--- start ENTRIES ---
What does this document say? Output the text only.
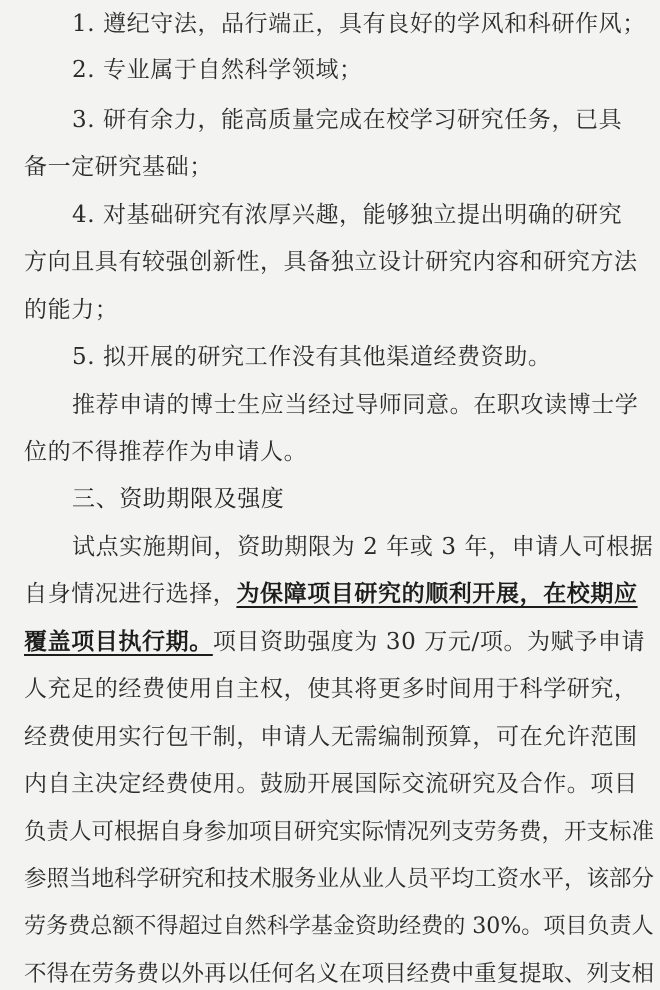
1. 遵纪守法，品行端正，具有良好的学风和科研作风；
2. 专业属于自然科学领域；
3. 研有余力，能高质量完成在校学习研究任务，已具
备一定研究基础；
4. 对基础研究有浓厚兴趣，能够独立提出明确的研究
方向且具有较强创新性，具备独立设计研究内容和研究方法
的能力；
5. 拟开展的研究工作没有其他渠道经费资助。
推荐申请的博士生应当经过导师同意。在职攻读博士学
位的不得推荐作为申请人。
三、资助期限及强度
试点实施期间，资助期限为 2 年或 3 年，申请人可根据
自身情况进行选择，为保障项目研究的顺利开展，在校期应
覆盖项目执行期。项目资助强度为 30 万元/项。为赋予申请
人充足的经费使用自主权，使其将更多时间用于科学研究，
经费使用实行包干制，申请人无需编制预算，可在允许范围
内自主决定经费使用。鼓励开展国际交流研究及合作。项目
负责人可根据自身参加项目研究实际情况列支劳务费，开支标准
参照当地科学研究和技术服务业从业人员平均工资水平，该部分
劳务费总额不得超过自然科学基金资助经费的 30%。项目负责人
不得在劳务费以外再以任何名义在项目经费中重复提取、列支相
--- end ENTRIES ---
*EXERCISE INSTRUCTIONS*: Print out the whole of the material word for word, without pictures.

*RESULT*:
What does this document say? Output the text only.
1. 遵纪守法，品行端正，具有良好的学风和科研作风；
2. 专业属于自然科学领域；
3. 研有余力，能高质量完成在校学习研究任务，已具
备一定研究基础；
4. 对基础研究有浓厚兴趣，能够独立提出明确的研究
方向且具有较强创新性，具备独立设计研究内容和研究方法
的能力；
5. 拟开展的研究工作没有其他渠道经费资助。
推荐申请的博士生应当经过导师同意。在职攻读博士学
位的不得推荐作为申请人。
三、资助期限及强度
试点实施期间，资助期限为 2 年或 3 年，申请人可根据
自身情况进行选择，为保障项目研究的顺利开展，在校期应
覆盖项目执行期。项目资助强度为 30 万元/项。为赋予申请
人充足的经费使用自主权，使其将更多时间用于科学研究，
经费使用实行包干制，申请人无需编制预算，可在允许范围
内自主决定经费使用。鼓励开展国际交流研究及合作。项目
负责人可根据自身参加项目研究实际情况列支劳务费，开支标准
参照当地科学研究和技术服务业从业人员平均工资水平，该部分
劳务费总额不得超过自然科学基金资助经费的 30%。项目负责人
不得在劳务费以外再以任何名义在项目经费中重复提取、列支相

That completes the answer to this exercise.